__EXERCISE TASK__:
Only the pictures are left out: repeat the rest of the entries exactly.

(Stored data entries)
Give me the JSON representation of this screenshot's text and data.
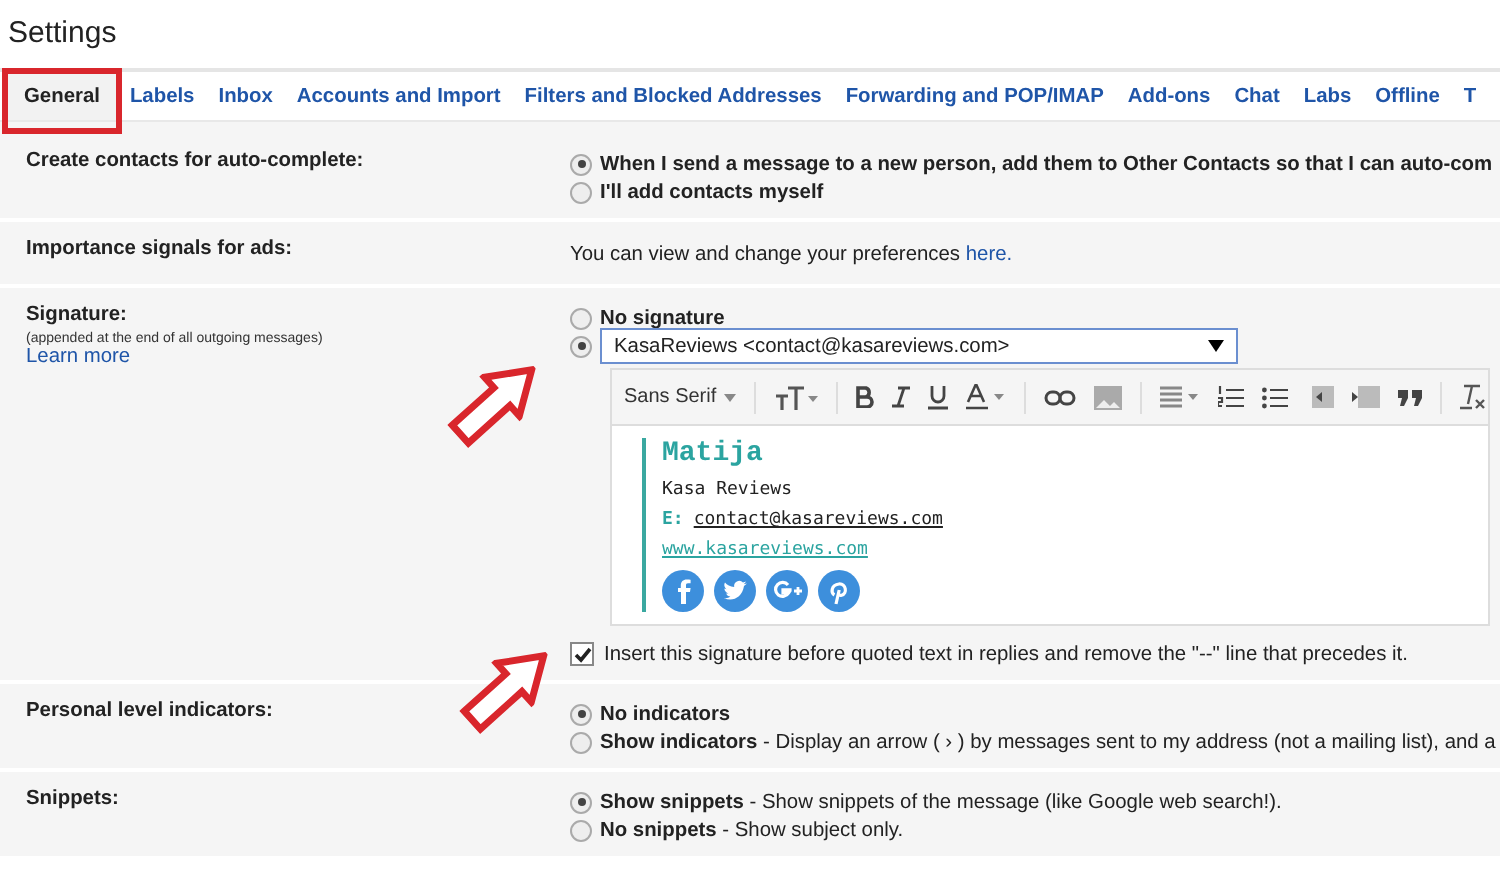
{
  "page_title": "Settings",
  "tabs": [
    {
      "label": "General",
      "selected": true
    },
    {
      "label": "Labels",
      "selected": false
    },
    {
      "label": "Inbox",
      "selected": false
    },
    {
      "label": "Accounts and Import",
      "selected": false
    },
    {
      "label": "Filters and Blocked Addresses",
      "selected": false
    },
    {
      "label": "Forwarding and POP/IMAP",
      "selected": false
    },
    {
      "label": "Add-ons",
      "selected": false
    },
    {
      "label": "Chat",
      "selected": false
    },
    {
      "label": "Labs",
      "selected": false
    },
    {
      "label": "Offline",
      "selected": false
    },
    {
      "label": "T",
      "selected": false
    }
  ],
  "settings": [
    {
      "kind": "radio",
      "label": "Create contacts for auto-complete:",
      "options": [
        {
          "text": "When I send a message to a new person, add them to Other Contacts so that I can auto-com",
          "bold": true,
          "selected": true
        },
        {
          "text": "I'll add contacts myself",
          "bold": true,
          "selected": false
        }
      ]
    },
    {
      "kind": "info",
      "label": "Importance signals for ads:",
      "text": "You can view and change your preferences",
      "link": "here."
    },
    {
      "kind": "signature",
      "label": "Signature:",
      "note": "(appended at the end of all outgoing messages)",
      "link": "Learn more",
      "none_option": {
        "text": "No signature",
        "selected": false
      },
      "custom_option": {
        "selected": true,
        "value": "KasaReviews <contact@kasareviews.com>"
      },
      "editor": {
        "font": "Sans Serif",
        "name": "Matija",
        "company": "Kasa Reviews",
        "email_label": "E:",
        "email": "contact@kasareviews.com",
        "website": "www.kasareviews.com"
      },
      "insert_before_quoted": {
        "checked": true,
        "text": "Insert this signature before quoted text in replies and remove the \"--\" line that precedes it."
      }
    },
    {
      "kind": "radio",
      "label": "Personal level indicators:",
      "options": [
        {
          "text": "No indicators",
          "bold": true,
          "selected": true
        },
        {
          "text": "**Show indicators** - Display an arrow ( › ) by messages sent to my address (not a mailing list), and a",
          "bold": false,
          "selected": false
        }
      ]
    },
    {
      "kind": "radio",
      "label": "Snippets:",
      "options": [
        {
          "text": "**Show snippets** - Show snippets of the message (like Google web search!).",
          "bold": false,
          "selected": true
        },
        {
          "text": "**No snippets** - Show subject only.",
          "bold": false,
          "selected": false
        }
      ]
    }
  ]
}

__REPLY TO THE EXERCISE__:
Give me the JSON representation of this screenshot's text and data.
{
  "page_title": "Settings",
  "tabs": [
    {
      "label": "General",
      "selected": true
    },
    {
      "label": "Labels",
      "selected": false
    },
    {
      "label": "Inbox",
      "selected": false
    },
    {
      "label": "Accounts and Import",
      "selected": false
    },
    {
      "label": "Filters and Blocked Addresses",
      "selected": false
    },
    {
      "label": "Forwarding and POP/IMAP",
      "selected": false
    },
    {
      "label": "Add-ons",
      "selected": false
    },
    {
      "label": "Chat",
      "selected": false
    },
    {
      "label": "Labs",
      "selected": false
    },
    {
      "label": "Offline",
      "selected": false
    },
    {
      "label": "T",
      "selected": false
    }
  ],
  "settings": [
    {
      "kind": "radio",
      "label": "Create contacts for auto-complete:",
      "options": [
        {
          "text": "When I send a message to a new person, add them to Other Contacts so that I can auto-com",
          "bold": true,
          "selected": true
        },
        {
          "text": "I'll add contacts myself",
          "bold": true,
          "selected": false
        }
      ]
    },
    {
      "kind": "info",
      "label": "Importance signals for ads:",
      "text": "You can view and change your preferences",
      "link": "here."
    },
    {
      "kind": "signature",
      "label": "Signature:",
      "note": "(appended at the end of all outgoing messages)",
      "link": "Learn more",
      "none_option": {
        "text": "No signature",
        "selected": false
      },
      "custom_option": {
        "selected": true,
        "value": "KasaReviews <contact@kasareviews.com>"
      },
      "editor": {
        "font": "Sans Serif",
        "name": "Matija",
        "company": "Kasa Reviews",
        "email_label": "E:",
        "email": "contact@kasareviews.com",
        "website": "www.kasareviews.com"
      },
      "insert_before_quoted": {
        "checked": true,
        "text": "Insert this signature before quoted text in replies and remove the \"--\" line that precedes it."
      }
    },
    {
      "kind": "radio",
      "label": "Personal level indicators:",
      "options": [
        {
          "text": "No indicators",
          "bold": true,
          "selected": true
        },
        {
          "text": "**Show indicators** - Display an arrow ( › ) by messages sent to my address (not a mailing list), and a",
          "bold": false,
          "selected": false
        }
      ]
    },
    {
      "kind": "radio",
      "label": "Snippets:",
      "options": [
        {
          "text": "**Show snippets** - Show snippets of the message (like Google web search!).",
          "bold": false,
          "selected": true
        },
        {
          "text": "**No snippets** - Show subject only.",
          "bold": false,
          "selected": false
        }
      ]
    }
  ]
}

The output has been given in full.